# [Instruction]
Repeat what the lines below say, word for word, and skip every image.

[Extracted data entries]
-----

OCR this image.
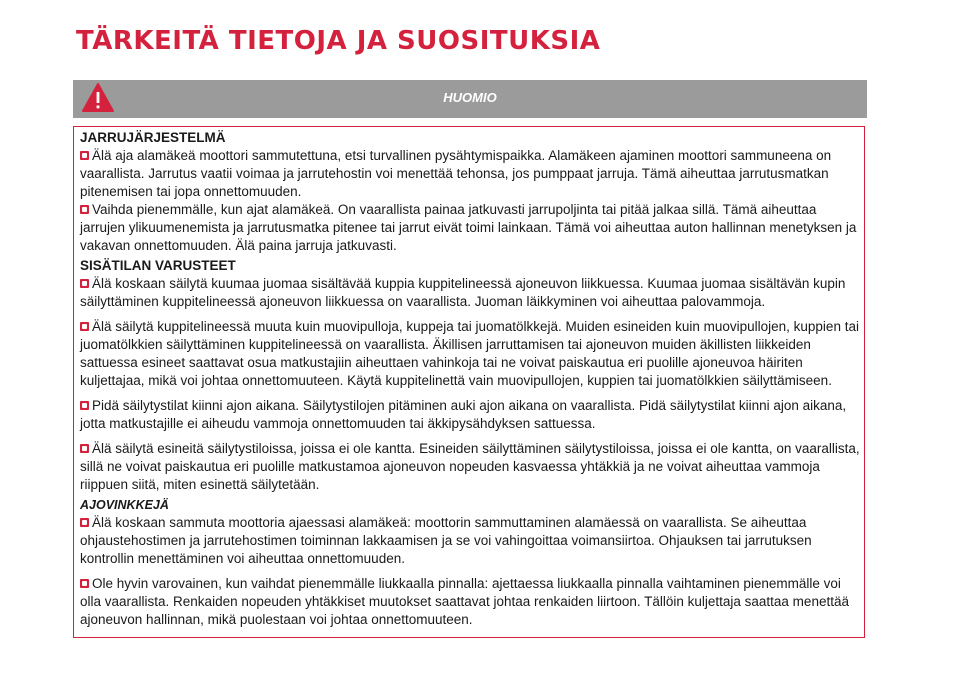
TÄRKEITÄ TIETOJA JA SUOSITUKSIA
HUOMIO

JARRUJÄRJESTELMÄ

Älä aja alamäkeä moottori sammutettuna, etsi turvallinen pysähtymispaikka. Alamäkeen ajaminen moottori sammuneena on vaarallista. Jarrutus vaatii voimaa ja jarrutehostin voi menettää tehonsa, jos pumppaat jarruja. Tämä aiheuttaa jarrutusmatkan pitenemisen tai jopa onnettomuuden.

Vaihda pienemmälle, kun ajat alamäkeä. On vaarallista painaa jatkuvasti jarrupoljinta tai pitää jalkaa sillä. Tämä aiheuttaa jarrujen ylikuumenemista ja jarrutusmatka pitenee tai jarrut eivät toimi lainkaan. Tämä voi aiheuttaa auton hallinnan menetyksen ja vakavan onnettomuuden. Älä paina jarruja jatkuvasti.

SISÄTILAN VARUSTEET

Älä koskaan säilytä kuumaa juomaa sisältävää kuppia kuppitelineessä ajoneuvon liikkuessa. Kuumaa juomaa sisältävän kupin säilyttäminen kuppitelineessä ajoneuvon liikkuessa on vaarallista. Juoman läikkyminen voi aiheuttaa palovammoja.

Älä säilytä kuppitelineessä muuta kuin muovipulloja, kuppeja tai juomatölkkejä. Muiden esineiden kuin muovipullojen, kuppien tai juomatölkkien säilyttäminen kuppitelineessä on vaarallista. Äkillisen jarruttamisen tai ajoneuvon muiden äkillisten liikkeiden sattuessa esineet saattavat osua matkustajiin aiheuttaen vahinkoja tai ne voivat paiskautua eri puolille ajoneuvoa häiriten kuljettajaa, mikä voi johtaa onnettomuuteen. Käytä kuppitelinettä vain muovipullojen, kuppien tai juomatölkkien säilyttämiseen.

Pidä säilytystilat kiinni ajon aikana. Säilytystilojen pitäminen auki ajon aikana on vaarallista. Pidä säilytystilat kiinni ajon aikana, jotta matkustajille ei aiheudu vammoja onnettomuuden tai äkkipysähdyksen sattuessa.

Älä säilytä esineitä säilytystiloissa, joissa ei ole kantta. Esineiden säilyttäminen säilytystiloissa, joissa ei ole kantta, on vaarallista, sillä ne voivat paiskautua eri puolille matkustamoa ajoneuvon nopeuden kasvaessa yhtäkkiä ja ne voivat aiheuttaa vammoja riippuen siitä, miten esinettä säilytetään.

AJOVINKKEJÄ

Älä koskaan sammuta moottoria ajaessasi alamäkeä: moottorin sammuttaminen alamäessä on vaarallista. Se aiheuttaa ohjaustehostimen ja jarrutehostimen toiminnan lakkaamisen ja se voi vahingoittaa voimansiirtoa. Ohjauksen tai jarrutuksen kontrollin menettäminen voi aiheuttaa onnettomuuden.

Ole hyvin varovainen, kun vaihdat pienemmälle liukkaalla pinnalla: ajettaessa liukkaalla pinnalla vaihtaminen pienemmälle voi olla vaarallista. Renkaiden nopeuden yhtäkkiset muutokset saattavat johtaa renkaiden liirtoon. Tällöin kuljettaja saattaa menettää ajoneuvon hallinnan, mikä puolestaan voi johtaa onnettomuuteen.
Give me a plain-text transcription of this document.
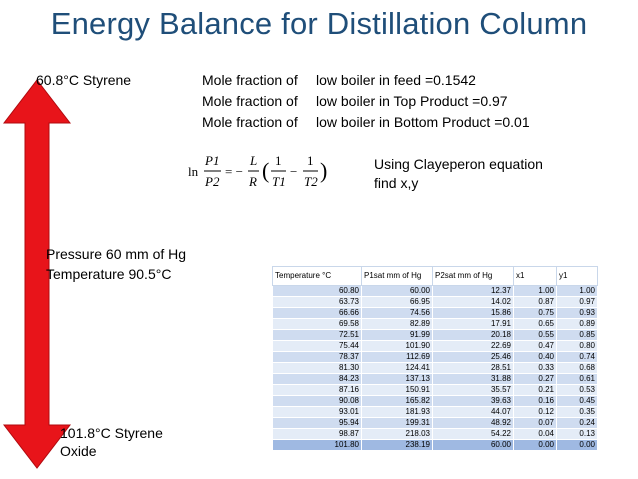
Energy Balance for Distillation Column
60.8°C Styrene	Mole fraction of low boiler in feed =0.1542
Mole fraction of low boiler in Top Product =0.97
Mole fraction of low boiler in Bottom Product =0.01
ln
P1
P2
= −
L
R ( 1
T1
−
1
T2 )	Using Clayeperon equation
find x,y
Pressure 60 mm of Hg
Temperature 90.5°C
101.8°C Styrene
Oxide
Temperature °C	P1sat mm of Hg	P2sat mm of Hg	x1	y1
60.80	60.00	12.37	1.00	1.00
63.73	66.95	14.02	0.87	0.97
66.66	74.56	15.86	0.75	0.93
69.58	82.89	17.91	0.65	0.89
72.51	91.99	20.18	0.55	0.85
75.44	101.90	22.69	0.47	0.80
78.37	112.69	25.46	0.40	0.74
81.30	124.41	28.51	0.33	0.68
84.23	137.13	31.88	0.27	0.61
87.16	150.91	35.57	0.21	0.53
90.08	165.82	39.63	0.16	0.45
93.01	181.93	44.07	0.12	0.35
95.94	199.31	48.92	0.07	0.24
98.87	218.03	54.22	0.04	0.13
101.80	238.19	60.00	0.00	0.00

-----

# [Solution]
OCR this image.
TÄRKEITÄ TIETOJA JA SUOSITUKSIA
HUOMIO

JARRUJÄRJESTELMÄ

Älä aja alamäkeä moottori sammutettuna, etsi turvallinen pysähtymispaikka. Alamäkeen ajaminen moottori sammuneena on vaarallista. Jarrutus vaatii voimaa ja jarrutehostin voi menettää tehonsa, jos pumppaat jarruja. Tämä aiheuttaa jarrutusmatkan pitenemisen tai jopa onnettomuuden.

Vaihda pienemmälle, kun ajat alamäkeä. On vaarallista painaa jatkuvasti jarrupoljinta tai pitää jalkaa sillä. Tämä aiheuttaa jarrujen ylikuumenemista ja jarrutusmatka pitenee tai jarrut eivät toimi lainkaan. Tämä voi aiheuttaa auton hallinnan menetyksen ja vakavan onnettomuuden. Älä paina jarruja jatkuvasti.

SISÄTILAN VARUSTEET

Älä koskaan säilytä kuumaa juomaa sisältävää kuppia kuppitelineessä ajoneuvon liikkuessa. Kuumaa juomaa sisältävän kupin säilyttäminen kuppitelineessä ajoneuvon liikkuessa on vaarallista. Juoman läikkyminen voi aiheuttaa palovammoja.

Älä säilytä kuppitelineessä muuta kuin muovipulloja, kuppeja tai juomatölkkejä. Muiden esineiden kuin muovipullojen, kuppien tai juomatölkkien säilyttäminen kuppitelineessä on vaarallista. Äkillisen jarruttamisen tai ajoneuvon muiden äkillisten liikkeiden sattuessa esineet saattavat osua matkustajiin aiheuttaen vahinkoja tai ne voivat paiskautua eri puolille ajoneuvoa häiriten kuljettajaa, mikä voi johtaa onnettomuuteen. Käytä kuppitelinettä vain muovipullojen, kuppien tai juomatölkkien säilyttämiseen.

Pidä säilytystilat kiinni ajon aikana. Säilytystilojen pitäminen auki ajon aikana on vaarallista. Pidä säilytystilat kiinni ajon aikana, jotta matkustajille ei aiheudu vammoja onnettomuuden tai äkkipysähdyksen sattuessa.

Älä säilytä esineitä säilytystiloissa, joissa ei ole kantta. Esineiden säilyttäminen säilytystiloissa, joissa ei ole kantta, on vaarallista, sillä ne voivat paiskautua eri puolille matkustamoa ajoneuvon nopeuden kasvaessa yhtäkkiä ja ne voivat aiheuttaa vammoja riippuen siitä, miten esinettä säilytetään.

AJOVINKKEJÄ

Älä koskaan sammuta moottoria ajaessasi alamäkeä: moottorin sammuttaminen alamäessä on vaarallista. Se aiheuttaa ohjaustehostimen ja jarrutehostimen toiminnan lakkaamisen ja se voi vahingoittaa voimansiirtoa. Ohjauksen tai jarrutuksen kontrollin menettäminen voi aiheuttaa onnettomuuden.

Ole hyvin varovainen, kun vaihdat pienemmälle liukkaalla pinnalla: ajettaessa liukkaalla pinnalla vaihtaminen pienemmälle voi olla vaarallista. Renkaiden nopeuden yhtäkkiset muutokset saattavat johtaa renkaiden liirtoon. Tällöin kuljettaja saattaa menettää ajoneuvon hallinnan, mikä puolestaan voi johtaa onnettomuuteen.
Give me a plain-text transcription of this document.
Energy Balance for Distillation Column
60.8°C Styrene	Mole fraction of low boiler in feed =0.1542
Mole fraction of low boiler in Top Product =0.97
Mole fraction of low boiler in Bottom Product =0.01
ln
P1
P2
= −
L
R ( 1
T1
−
1
T2 )	Using Clayeperon equation
find x,y
Pressure 60 mm of Hg
Temperature 90.5°C
101.8°C Styrene
Oxide
Temperature °C	P1sat mm of Hg	P2sat mm of Hg	x1	y1
60.80	60.00	12.37	1.00	1.00
63.73	66.95	14.02	0.87	0.97
66.66	74.56	15.86	0.75	0.93
69.58	82.89	17.91	0.65	0.89
72.51	91.99	20.18	0.55	0.85
75.44	101.90	22.69	0.47	0.80
78.37	112.69	25.46	0.40	0.74
81.30	124.41	28.51	0.33	0.68
84.23	137.13	31.88	0.27	0.61
87.16	150.91	35.57	0.21	0.53
90.08	165.82	39.63	0.16	0.45
93.01	181.93	44.07	0.12	0.35
95.94	199.31	48.92	0.07	0.24
98.87	218.03	54.22	0.04	0.13
101.80	238.19	60.00	0.00	0.00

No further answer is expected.